··· EXERCISE INPUT
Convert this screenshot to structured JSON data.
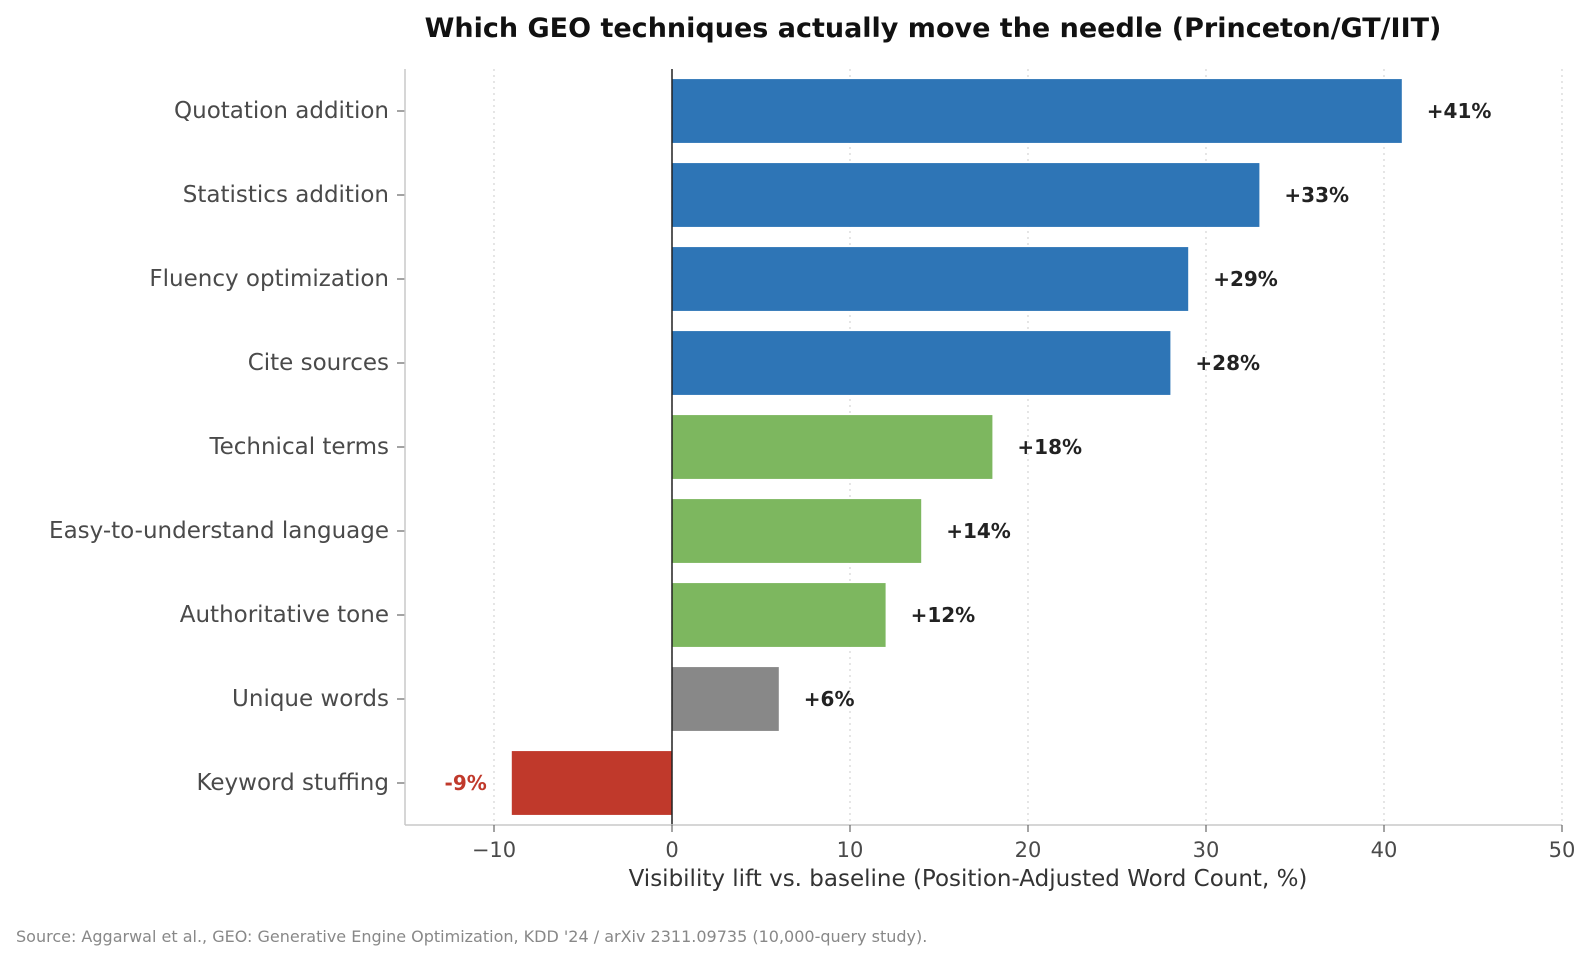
{
  "chart_data": {
    "type": "bar",
    "orientation": "horizontal",
    "title": "Which GEO techniques actually move the needle (Princeton/GT/IIT)",
    "xlabel": "Visibility lift vs. baseline (Position-Adjusted Word Count, %)",
    "ylabel": "",
    "xlim": [
      -15,
      50
    ],
    "xticks": [
      -10,
      0,
      10,
      20,
      30,
      40,
      50
    ],
    "xtick_labels": [
      "−10",
      "0",
      "10",
      "20",
      "30",
      "40",
      "50"
    ],
    "grid": "x, dotted",
    "categories": [
      "Quotation addition",
      "Statistics addition",
      "Fluency optimization",
      "Cite sources",
      "Technical terms",
      "Easy-to-understand language",
      "Authoritative tone",
      "Unique words",
      "Keyword stuffing"
    ],
    "values": [
      41,
      33,
      29,
      28,
      18,
      14,
      12,
      6,
      -9
    ],
    "value_labels": [
      "+41%",
      "+33%",
      "+29%",
      "+28%",
      "+18%",
      "+14%",
      "+12%",
      "+6%",
      "-9%"
    ],
    "bar_colors": [
      "#2e75b6",
      "#2e75b6",
      "#2e75b6",
      "#2e75b6",
      "#7db75f",
      "#7db75f",
      "#7db75f",
      "#888888",
      "#c0392b"
    ],
    "value_label_colors": [
      "#222222",
      "#222222",
      "#222222",
      "#222222",
      "#222222",
      "#222222",
      "#222222",
      "#222222",
      "#c0392b"
    ],
    "source": "Source: Aggarwal et al., GEO: Generative Engine Optimization, KDD '24 / arXiv 2311.09735 (10,000-query study)."
  }
}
······
EXERCISE BRIEF:
Your task is to reproduce all of the material exactly. The pictures stay out.

PROBLEM SOLUTION:
Convert this screenshot to structured JSON data.
{
  "chart_data": {
    "type": "bar",
    "orientation": "horizontal",
    "title": "Which GEO techniques actually move the needle (Princeton/GT/IIT)",
    "xlabel": "Visibility lift vs. baseline (Position-Adjusted Word Count, %)",
    "ylabel": "",
    "xlim": [
      -15,
      50
    ],
    "xticks": [
      -10,
      0,
      10,
      20,
      30,
      40,
      50
    ],
    "xtick_labels": [
      "−10",
      "0",
      "10",
      "20",
      "30",
      "40",
      "50"
    ],
    "grid": "x, dotted",
    "categories": [
      "Quotation addition",
      "Statistics addition",
      "Fluency optimization",
      "Cite sources",
      "Technical terms",
      "Easy-to-understand language",
      "Authoritative tone",
      "Unique words",
      "Keyword stuffing"
    ],
    "values": [
      41,
      33,
      29,
      28,
      18,
      14,
      12,
      6,
      -9
    ],
    "value_labels": [
      "+41%",
      "+33%",
      "+29%",
      "+28%",
      "+18%",
      "+14%",
      "+12%",
      "+6%",
      "-9%"
    ],
    "bar_colors": [
      "#2e75b6",
      "#2e75b6",
      "#2e75b6",
      "#2e75b6",
      "#7db75f",
      "#7db75f",
      "#7db75f",
      "#888888",
      "#c0392b"
    ],
    "value_label_colors": [
      "#222222",
      "#222222",
      "#222222",
      "#222222",
      "#222222",
      "#222222",
      "#222222",
      "#222222",
      "#c0392b"
    ],
    "source": "Source: Aggarwal et al., GEO: Generative Engine Optimization, KDD '24 / arXiv 2311.09735 (10,000-query study)."
  }
}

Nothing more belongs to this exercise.